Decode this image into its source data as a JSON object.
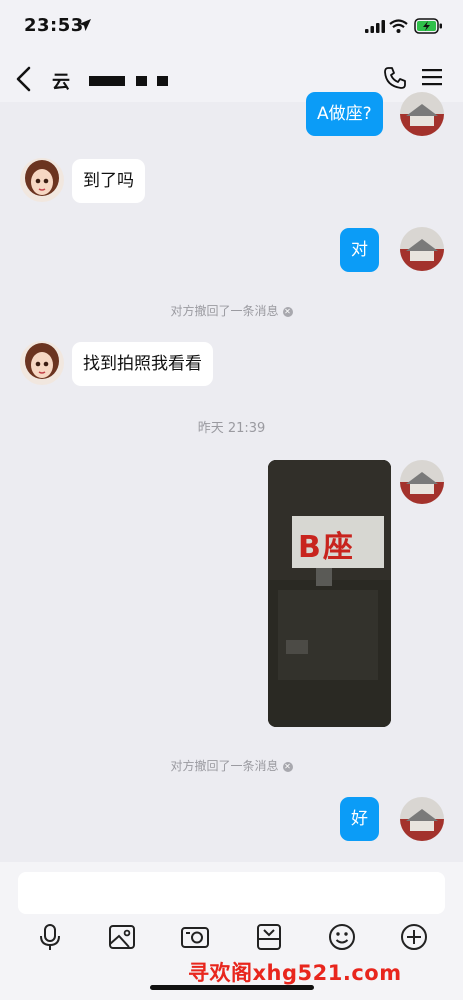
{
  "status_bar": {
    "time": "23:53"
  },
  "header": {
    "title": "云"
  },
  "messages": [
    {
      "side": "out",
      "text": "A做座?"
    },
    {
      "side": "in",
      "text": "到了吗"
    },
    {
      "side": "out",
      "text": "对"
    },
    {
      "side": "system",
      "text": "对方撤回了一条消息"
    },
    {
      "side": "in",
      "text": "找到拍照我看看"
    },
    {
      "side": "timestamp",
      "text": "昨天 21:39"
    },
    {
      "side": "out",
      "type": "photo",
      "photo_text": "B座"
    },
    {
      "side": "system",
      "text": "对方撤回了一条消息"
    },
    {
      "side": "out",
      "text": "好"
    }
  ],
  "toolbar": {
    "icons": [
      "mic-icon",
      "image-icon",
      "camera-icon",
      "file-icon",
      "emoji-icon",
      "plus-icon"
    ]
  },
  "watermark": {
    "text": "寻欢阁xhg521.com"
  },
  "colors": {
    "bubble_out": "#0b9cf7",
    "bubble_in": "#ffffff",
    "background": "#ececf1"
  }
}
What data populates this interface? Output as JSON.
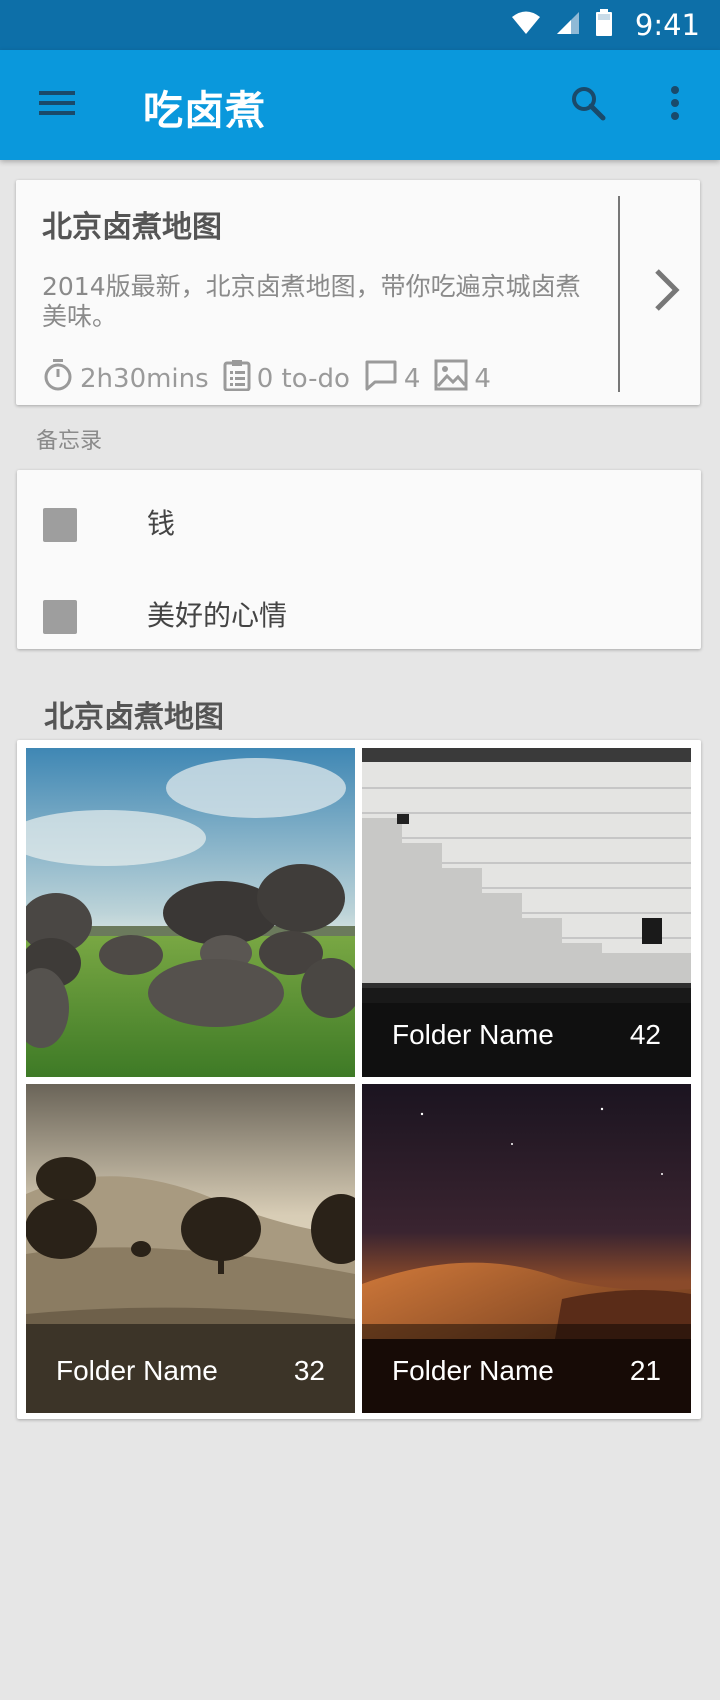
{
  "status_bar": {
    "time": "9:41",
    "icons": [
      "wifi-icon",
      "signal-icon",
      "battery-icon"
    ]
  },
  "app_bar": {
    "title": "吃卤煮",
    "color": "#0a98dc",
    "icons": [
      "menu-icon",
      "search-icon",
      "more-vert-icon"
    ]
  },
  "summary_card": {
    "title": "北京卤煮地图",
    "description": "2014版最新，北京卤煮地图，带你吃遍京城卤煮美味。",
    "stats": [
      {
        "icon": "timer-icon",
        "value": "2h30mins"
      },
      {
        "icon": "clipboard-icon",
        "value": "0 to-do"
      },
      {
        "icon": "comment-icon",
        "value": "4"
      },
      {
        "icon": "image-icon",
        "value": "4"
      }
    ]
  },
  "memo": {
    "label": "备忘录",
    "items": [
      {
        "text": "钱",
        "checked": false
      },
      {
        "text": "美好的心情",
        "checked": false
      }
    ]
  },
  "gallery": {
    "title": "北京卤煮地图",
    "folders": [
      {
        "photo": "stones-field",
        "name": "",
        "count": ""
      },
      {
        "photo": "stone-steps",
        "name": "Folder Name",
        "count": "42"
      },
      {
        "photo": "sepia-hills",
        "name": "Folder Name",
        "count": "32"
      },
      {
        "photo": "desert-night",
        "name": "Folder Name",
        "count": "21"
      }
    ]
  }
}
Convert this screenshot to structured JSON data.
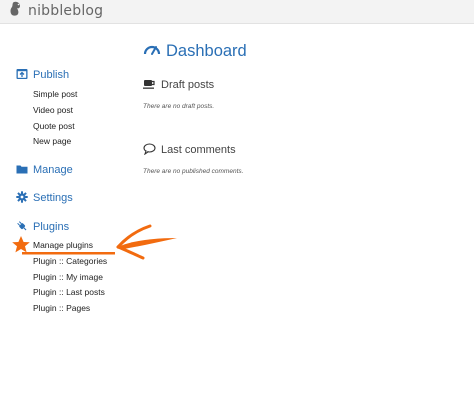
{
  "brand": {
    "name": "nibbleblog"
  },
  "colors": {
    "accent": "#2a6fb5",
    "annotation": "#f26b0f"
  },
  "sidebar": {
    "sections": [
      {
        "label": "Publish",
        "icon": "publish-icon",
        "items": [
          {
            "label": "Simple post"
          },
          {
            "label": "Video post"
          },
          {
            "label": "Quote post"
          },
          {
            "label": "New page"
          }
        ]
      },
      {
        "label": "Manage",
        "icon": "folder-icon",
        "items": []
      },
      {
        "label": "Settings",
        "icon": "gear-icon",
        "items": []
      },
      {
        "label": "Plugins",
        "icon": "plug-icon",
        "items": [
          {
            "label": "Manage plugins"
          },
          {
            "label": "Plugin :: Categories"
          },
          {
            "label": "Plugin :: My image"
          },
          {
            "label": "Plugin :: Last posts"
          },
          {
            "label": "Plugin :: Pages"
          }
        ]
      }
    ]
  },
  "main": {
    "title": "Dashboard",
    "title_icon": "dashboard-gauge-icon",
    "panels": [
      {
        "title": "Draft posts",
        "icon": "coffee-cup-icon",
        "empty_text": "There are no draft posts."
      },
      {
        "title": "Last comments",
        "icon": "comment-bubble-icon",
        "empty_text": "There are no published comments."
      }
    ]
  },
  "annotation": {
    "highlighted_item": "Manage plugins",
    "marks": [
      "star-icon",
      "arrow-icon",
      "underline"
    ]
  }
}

__Requirements__: Which lines contain the word "JSON"? Copy each of them.

__Worked answer__:
Decode this image into its source data as a JSON object.
What data populates this interface? Output as JSON.
Convert this screenshot to structured JSON data.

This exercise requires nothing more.